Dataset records

--- START ---

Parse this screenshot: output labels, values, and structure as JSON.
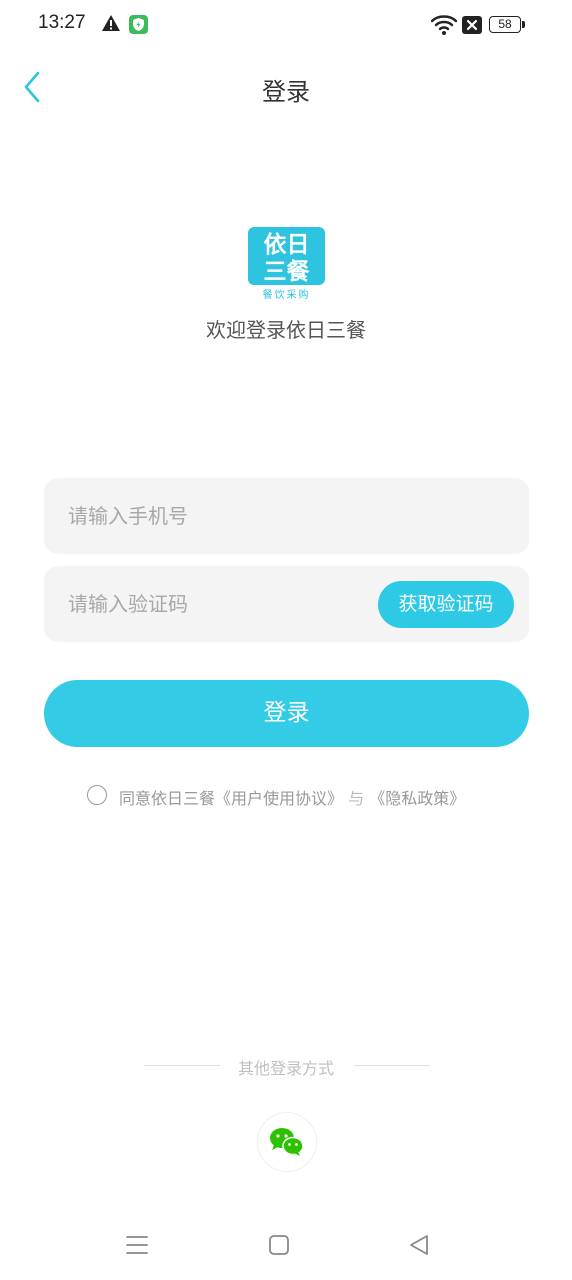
{
  "status_bar": {
    "time": "13:27",
    "battery": "58",
    "icons": [
      "alert-icon",
      "shield-icon",
      "wifi-icon",
      "sim-off-icon",
      "battery-icon"
    ]
  },
  "header": {
    "title": "登录",
    "back_icon": "chevron-left-icon"
  },
  "logo": {
    "line1": "依日",
    "line2": "三餐",
    "tagline": "餐饮采购",
    "color": "#2ec4e0"
  },
  "welcome_text": "欢迎登录依日三餐",
  "form": {
    "phone_placeholder": "请输入手机号",
    "phone_value": "",
    "code_placeholder": "请输入验证码",
    "code_value": "",
    "get_code_label": "获取验证码",
    "login_label": "登录"
  },
  "agreement": {
    "prefix": "同意依日三餐",
    "user_agreement": "《用户使用协议》",
    "connector": "与",
    "privacy_policy": "《隐私政策》",
    "checked": false
  },
  "other_login": {
    "label": "其他登录方式",
    "wechat_icon": "wechat-icon"
  },
  "colors": {
    "accent": "#33cbe6",
    "back_arrow": "#2ec4e0",
    "wechat": "#2dc100"
  },
  "nav_bar": {
    "icons": [
      "menu-icon",
      "home-icon",
      "back-triangle-icon"
    ]
  }
}
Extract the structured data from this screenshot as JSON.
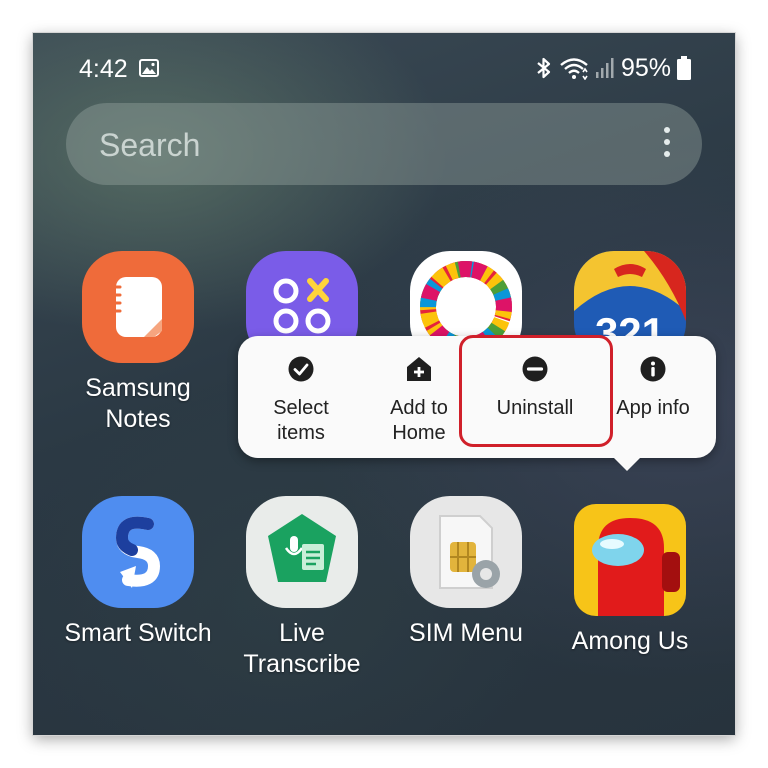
{
  "status_bar": {
    "time": "4:42",
    "battery": "95%",
    "icons": [
      "gallery-icon",
      "bluetooth-icon",
      "wifi-icon",
      "signal-icon",
      "battery-icon"
    ]
  },
  "search": {
    "placeholder": "Search"
  },
  "apps": [
    {
      "label": "Samsung Notes",
      "icon": "samsung-notes-icon",
      "color": "#ef6b3a"
    },
    {
      "label": "",
      "icon": "game-launcher-icon",
      "color": "#7a5ce8"
    },
    {
      "label": "",
      "icon": "sdg-wheel-icon",
      "color": "#ffffff"
    },
    {
      "label": "",
      "icon": "321-app-icon",
      "color": "#1f5bb5"
    },
    {
      "label": "Smart Switch",
      "icon": "smart-switch-icon",
      "color": "#4f8df0"
    },
    {
      "label": "Live Transcribe",
      "icon": "live-transcribe-icon",
      "color": "#1aa260"
    },
    {
      "label": "SIM Menu",
      "icon": "sim-menu-icon",
      "color": "#d9d9d9"
    },
    {
      "label": "Among Us",
      "icon": "among-us-icon",
      "color": "#e11b1b"
    }
  ],
  "context_menu": {
    "items": [
      {
        "label": "Select items",
        "icon": "checkmark-circle-icon"
      },
      {
        "label": "Add to Home",
        "icon": "add-home-icon"
      },
      {
        "label": "Uninstall",
        "icon": "minus-circle-icon"
      },
      {
        "label": "App info",
        "icon": "info-circle-icon"
      }
    ],
    "highlighted": "Uninstall",
    "highlight_color": "#d0202a"
  }
}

--- END ---

_GIVEN PROBLEM_. What do the lines above say from the line containing "Extract the structured" through the last line? Quote them exactly, both ends included, and leave out the pictures.

_WORKED SOLUTION_.
Extract the structured data from this screenshot as JSON.
{
  "status_bar": {
    "time": "4:42",
    "battery": "95%",
    "icons": [
      "gallery-icon",
      "bluetooth-icon",
      "wifi-icon",
      "signal-icon",
      "battery-icon"
    ]
  },
  "search": {
    "placeholder": "Search"
  },
  "apps": [
    {
      "label": "Samsung Notes",
      "icon": "samsung-notes-icon",
      "color": "#ef6b3a"
    },
    {
      "label": "",
      "icon": "game-launcher-icon",
      "color": "#7a5ce8"
    },
    {
      "label": "",
      "icon": "sdg-wheel-icon",
      "color": "#ffffff"
    },
    {
      "label": "",
      "icon": "321-app-icon",
      "color": "#1f5bb5"
    },
    {
      "label": "Smart Switch",
      "icon": "smart-switch-icon",
      "color": "#4f8df0"
    },
    {
      "label": "Live Transcribe",
      "icon": "live-transcribe-icon",
      "color": "#1aa260"
    },
    {
      "label": "SIM Menu",
      "icon": "sim-menu-icon",
      "color": "#d9d9d9"
    },
    {
      "label": "Among Us",
      "icon": "among-us-icon",
      "color": "#e11b1b"
    }
  ],
  "context_menu": {
    "items": [
      {
        "label": "Select items",
        "icon": "checkmark-circle-icon"
      },
      {
        "label": "Add to Home",
        "icon": "add-home-icon"
      },
      {
        "label": "Uninstall",
        "icon": "minus-circle-icon"
      },
      {
        "label": "App info",
        "icon": "info-circle-icon"
      }
    ],
    "highlighted": "Uninstall",
    "highlight_color": "#d0202a"
  }
}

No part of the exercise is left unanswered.